◆ Written exercise: Omit the pictures, then write out every entry exactly as it reads.

◆ Material for this exercise:
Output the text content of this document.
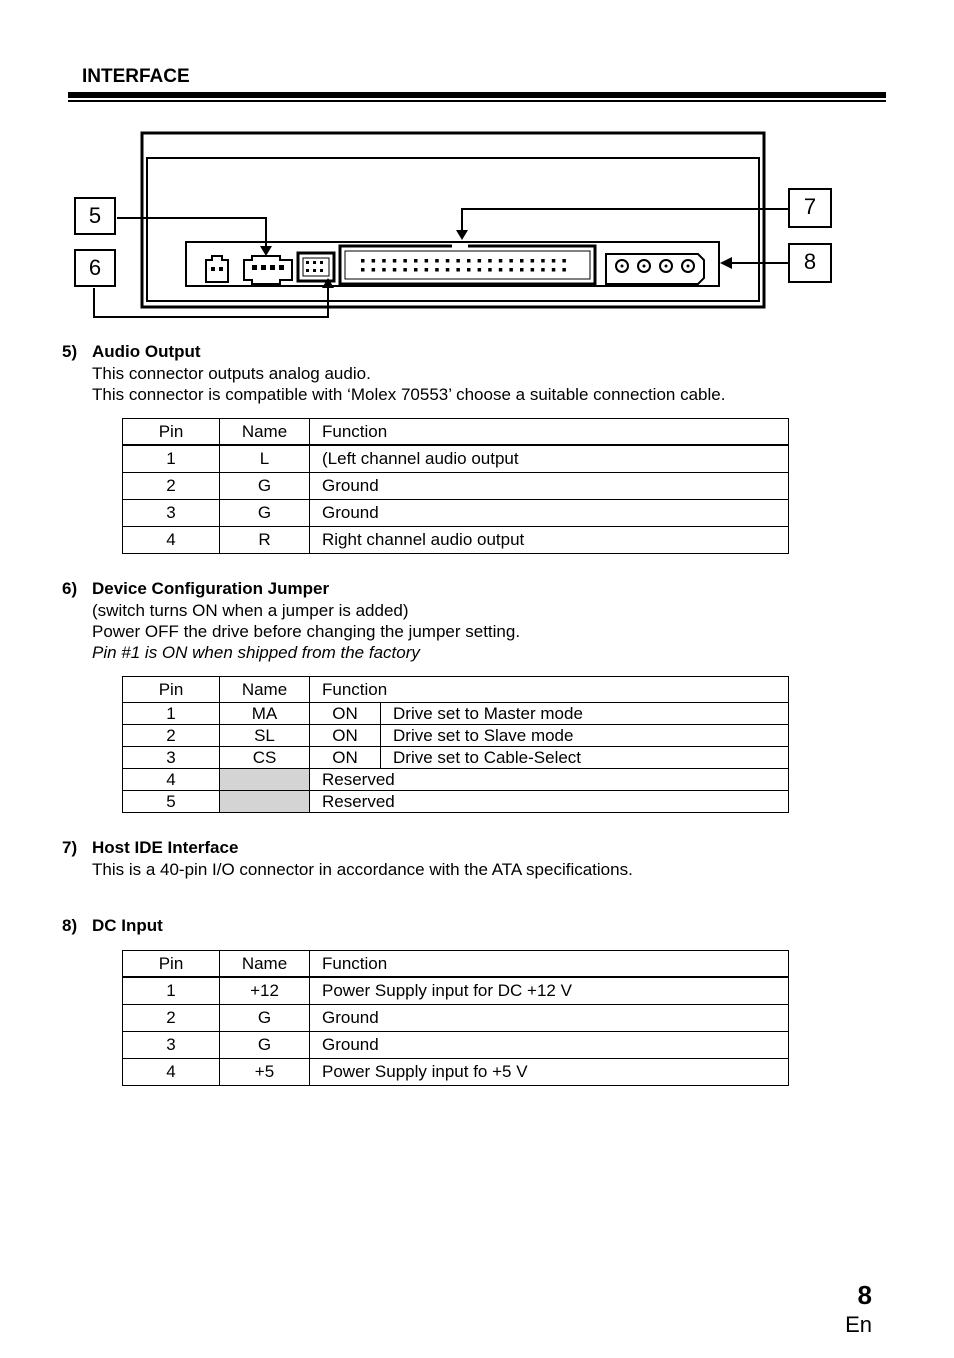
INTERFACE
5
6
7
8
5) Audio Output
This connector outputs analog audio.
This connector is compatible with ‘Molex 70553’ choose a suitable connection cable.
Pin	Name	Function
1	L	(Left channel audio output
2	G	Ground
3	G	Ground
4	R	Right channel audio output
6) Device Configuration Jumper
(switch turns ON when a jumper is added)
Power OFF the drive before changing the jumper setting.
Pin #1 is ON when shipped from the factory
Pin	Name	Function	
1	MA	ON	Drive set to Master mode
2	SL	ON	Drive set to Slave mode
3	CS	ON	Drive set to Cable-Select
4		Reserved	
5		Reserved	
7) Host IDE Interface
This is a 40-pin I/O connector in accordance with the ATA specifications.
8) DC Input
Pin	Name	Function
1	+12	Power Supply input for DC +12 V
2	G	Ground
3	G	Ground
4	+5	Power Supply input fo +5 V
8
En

◆ Solution to the problem:
Output the text content of this document.
INTERFACE
5
6
7
8
5) Audio Output
This connector outputs analog audio.
This connector is compatible with ‘Molex 70553’ choose a suitable connection cable.
Pin	Name	Function
1	L	(Left channel audio output
2	G	Ground
3	G	Ground
4	R	Right channel audio output
6) Device Configuration Jumper
(switch turns ON when a jumper is added)
Power OFF the drive before changing the jumper setting.
Pin #1 is ON when shipped from the factory
Pin	Name	Function	
1	MA	ON	Drive set to Master mode
2	SL	ON	Drive set to Slave mode
3	CS	ON	Drive set to Cable-Select
4		Reserved	
5		Reserved	
7) Host IDE Interface
This is a 40-pin I/O connector in accordance with the ATA specifications.
8) DC Input
Pin	Name	Function
1	+12	Power Supply input for DC +12 V
2	G	Ground
3	G	Ground
4	+5	Power Supply input fo +5 V
8
En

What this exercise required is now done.